───── DATA EXCERPTS ─────

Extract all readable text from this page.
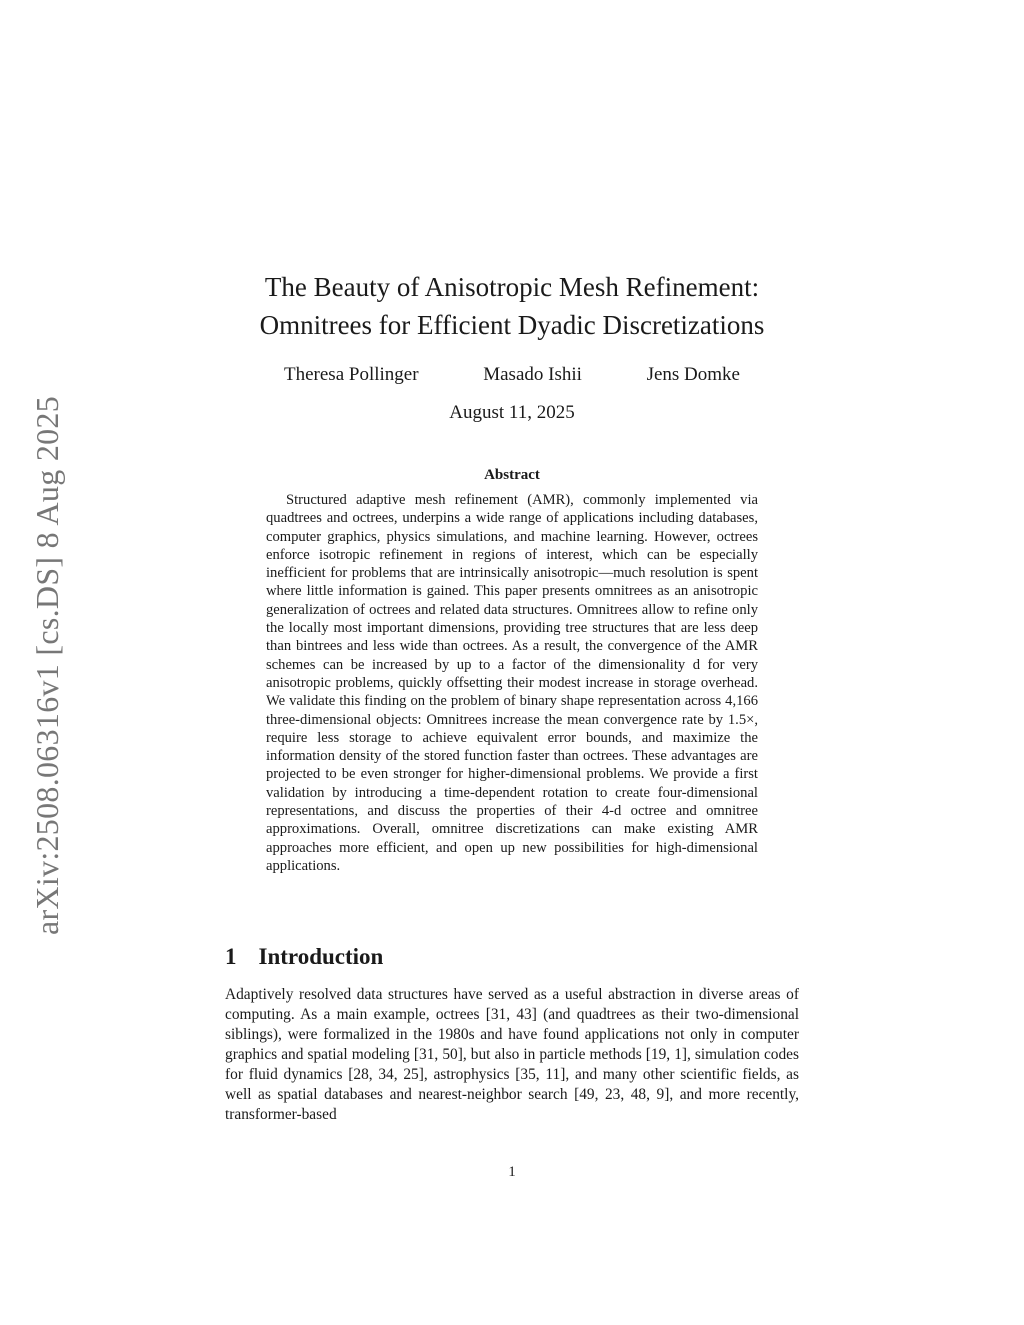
arXiv:2508.06316v1 [cs.DS] 8 Aug 2025
The Beauty of Anisotropic Mesh Refinement:
Omnitrees for Efficient Dyadic Discretizations
Theresa Pollinger	Masado Ishii	Jens Domke
August 11, 2025
Abstract

Structured adaptive mesh refinement (AMR), commonly implemented via quadtrees and octrees, underpins a wide range of applications including databases, computer graphics, physics simulations, and machine learning. However, octrees enforce isotropic refinement in regions of interest, which can be especially inefficient for problems that are intrinsically anisotropic—much resolution is spent where little information is gained. This paper presents omnitrees as an anisotropic generalization of octrees and related data structures. Omnitrees allow to refine only the locally most important dimensions, providing tree structures that are less deep than bintrees and less wide than octrees. As a result, the convergence of the AMR schemes can be increased by up to a factor of the dimensionality d for very anisotropic problems, quickly offsetting their modest increase in storage overhead. We validate this finding on the problem of binary shape representation across 4,166 three-dimensional objects: Omnitrees increase the mean convergence rate by 1.5×, require less storage to achieve equivalent error bounds, and maximize the information density of the stored function faster than octrees. These advantages are projected to be even stronger for higher-dimensional problems. We provide a first validation by introducing a time-dependent rotation to create four-dimensional representations, and discuss the properties of their 4-d octree and omnitree approximations. Overall, omnitree discretizations can make existing AMR approaches more efficient, and open up new possibilities for high-dimensional applications.

1 Introduction

Adaptively resolved data structures have served as a useful abstraction in diverse areas of computing. As a main example, octrees [31, 43] (and quadtrees as their two-dimensional siblings), were formalized in the 1980s and have found applications not only in computer graphics and spatial modeling [31, 50], but also in particle methods [19, 1], simulation codes for fluid dynamics [28, 34, 25], astrophysics [35, 11], and many other scientific fields, as well as spatial databases and nearest-neighbor search [49, 23, 48, 9], and more recently, transformer-based

1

─────

WHAT TO WORK ON | All records above are to be printed exactly, minus the pictures they contain.

TASK ANSWER |
Extract all readable text from this page.
arXiv:2508.06316v1 [cs.DS] 8 Aug 2025
The Beauty of Anisotropic Mesh Refinement:
Omnitrees for Efficient Dyadic Discretizations
Theresa Pollinger	Masado Ishii	Jens Domke
August 11, 2025
Abstract

Structured adaptive mesh refinement (AMR), commonly implemented via quadtrees and octrees, underpins a wide range of applications including databases, computer graphics, physics simulations, and machine learning. However, octrees enforce isotropic refinement in regions of interest, which can be especially inefficient for problems that are intrinsically anisotropic—much resolution is spent where little information is gained. This paper presents omnitrees as an anisotropic generalization of octrees and related data structures. Omnitrees allow to refine only the locally most important dimensions, providing tree structures that are less deep than bintrees and less wide than octrees. As a result, the convergence of the AMR schemes can be increased by up to a factor of the dimensionality d for very anisotropic problems, quickly offsetting their modest increase in storage overhead. We validate this finding on the problem of binary shape representation across 4,166 three-dimensional objects: Omnitrees increase the mean convergence rate by 1.5×, require less storage to achieve equivalent error bounds, and maximize the information density of the stored function faster than octrees. These advantages are projected to be even stronger for higher-dimensional problems. We provide a first validation by introducing a time-dependent rotation to create four-dimensional representations, and discuss the properties of their 4-d octree and omnitree approximations. Overall, omnitree discretizations can make existing AMR approaches more efficient, and open up new possibilities for high-dimensional applications.

1 Introduction

Adaptively resolved data structures have served as a useful abstraction in diverse areas of computing. As a main example, octrees [31, 43] (and quadtrees as their two-dimensional siblings), were formalized in the 1980s and have found applications not only in computer graphics and spatial modeling [31, 50], but also in particle methods [19, 1], simulation codes for fluid dynamics [28, 34, 25], astrophysics [35, 11], and many other scientific fields, as well as spatial databases and nearest-neighbor search [49, 23, 48, 9], and more recently, transformer-based

1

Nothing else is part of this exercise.